SET TASK: Retype the data that follows line by line, exactly, and leave its pictures out.

Stored data:

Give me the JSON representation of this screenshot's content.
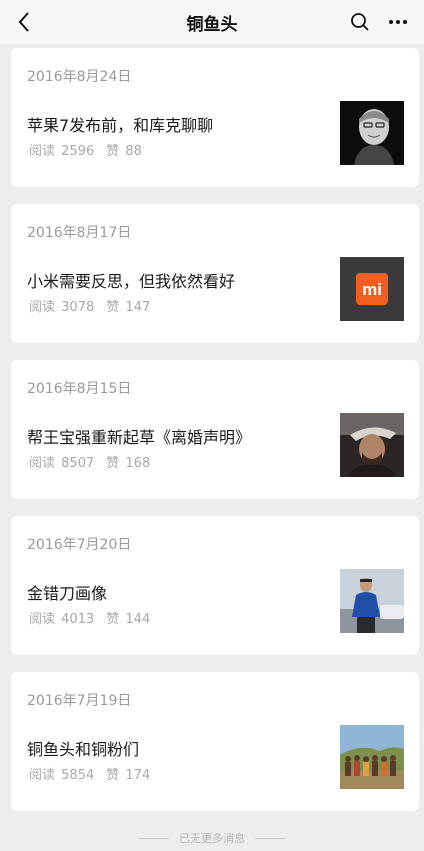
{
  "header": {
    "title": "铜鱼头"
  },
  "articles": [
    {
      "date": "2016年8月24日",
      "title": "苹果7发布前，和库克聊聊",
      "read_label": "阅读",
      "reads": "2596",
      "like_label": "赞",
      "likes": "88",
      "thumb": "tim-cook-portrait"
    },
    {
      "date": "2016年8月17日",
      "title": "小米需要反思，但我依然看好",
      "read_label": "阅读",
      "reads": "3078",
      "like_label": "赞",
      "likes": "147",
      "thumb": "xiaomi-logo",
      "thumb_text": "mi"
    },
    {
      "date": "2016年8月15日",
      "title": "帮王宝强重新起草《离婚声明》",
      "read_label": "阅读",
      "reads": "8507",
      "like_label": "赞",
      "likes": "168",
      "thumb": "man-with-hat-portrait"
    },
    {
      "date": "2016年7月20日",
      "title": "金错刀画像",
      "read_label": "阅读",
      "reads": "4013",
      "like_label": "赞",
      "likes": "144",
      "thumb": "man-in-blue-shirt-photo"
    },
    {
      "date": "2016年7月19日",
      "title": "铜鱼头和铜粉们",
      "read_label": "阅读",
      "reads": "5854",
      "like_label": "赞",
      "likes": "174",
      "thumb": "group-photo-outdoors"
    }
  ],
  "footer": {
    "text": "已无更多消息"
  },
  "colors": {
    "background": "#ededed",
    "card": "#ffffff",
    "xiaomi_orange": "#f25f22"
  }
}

OUTPUT FOR THIS TASK:
Give me the JSON representation of this screenshot's content.
{
  "header": {
    "title": "铜鱼头"
  },
  "articles": [
    {
      "date": "2016年8月24日",
      "title": "苹果7发布前，和库克聊聊",
      "read_label": "阅读",
      "reads": "2596",
      "like_label": "赞",
      "likes": "88",
      "thumb": "tim-cook-portrait"
    },
    {
      "date": "2016年8月17日",
      "title": "小米需要反思，但我依然看好",
      "read_label": "阅读",
      "reads": "3078",
      "like_label": "赞",
      "likes": "147",
      "thumb": "xiaomi-logo",
      "thumb_text": "mi"
    },
    {
      "date": "2016年8月15日",
      "title": "帮王宝强重新起草《离婚声明》",
      "read_label": "阅读",
      "reads": "8507",
      "like_label": "赞",
      "likes": "168",
      "thumb": "man-with-hat-portrait"
    },
    {
      "date": "2016年7月20日",
      "title": "金错刀画像",
      "read_label": "阅读",
      "reads": "4013",
      "like_label": "赞",
      "likes": "144",
      "thumb": "man-in-blue-shirt-photo"
    },
    {
      "date": "2016年7月19日",
      "title": "铜鱼头和铜粉们",
      "read_label": "阅读",
      "reads": "5854",
      "like_label": "赞",
      "likes": "174",
      "thumb": "group-photo-outdoors"
    }
  ],
  "footer": {
    "text": "已无更多消息"
  },
  "colors": {
    "background": "#ededed",
    "card": "#ffffff",
    "xiaomi_orange": "#f25f22"
  }
}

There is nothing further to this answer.